### Set exercise
Without including the pictures, copy out every line below.
# start of Exercise material
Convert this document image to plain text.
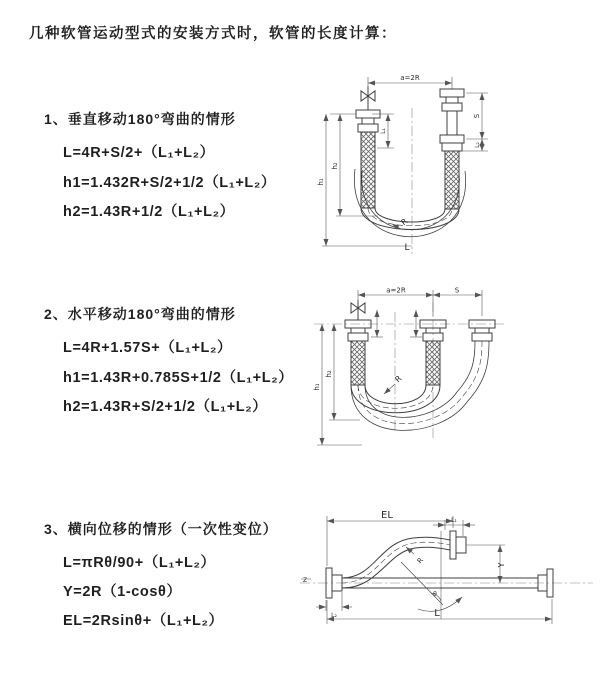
几种软管运动型式的安装方式时，软管的长度计算：
1、垂直移动180°弯曲的情形
L=4R+S/2+（L₁+L₂）
h1=1.432R+S/2+1/2（L₁+L₂）
h2=1.43R+1/2（L₁+L₂）
2、水平移动180°弯曲的情形
L=4R+1.57S+（L₁+L₂）
h1=1.43R+0.785S+1/2（L₁+L₂）
h2=1.43R+S/2+1/2（L₁+L₂）
3、横向位移的情形（一次性变位）
L=πRθ/90+（L₁+L₂）
Y=2R（1-cosθ）
EL=2Rsinθ+（L₁+L₂）
a=2R
h₁
h₂
L₁
S
L₂
R
L
a=2R	S
h₁
h₂	R
EL	L₁
Y
R
θ
L
L₂
Z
# end of Exercise material
### Written answer
Convert this document image to plain text.
几种软管运动型式的安装方式时，软管的长度计算：
1、垂直移动180°弯曲的情形
L=4R+S/2+（L₁+L₂）
h1=1.432R+S/2+1/2（L₁+L₂）
h2=1.43R+1/2（L₁+L₂）
2、水平移动180°弯曲的情形
L=4R+1.57S+（L₁+L₂）
h1=1.43R+0.785S+1/2（L₁+L₂）
h2=1.43R+S/2+1/2（L₁+L₂）
3、横向位移的情形（一次性变位）
L=πRθ/90+（L₁+L₂）
Y=2R（1-cosθ）
EL=2Rsinθ+（L₁+L₂）
a=2R
h₁
h₂
L₁
S
L₂
R
L
a=2R	S
h₁
h₂	R
EL	L₁
Y
R
θ
L
L₂
Z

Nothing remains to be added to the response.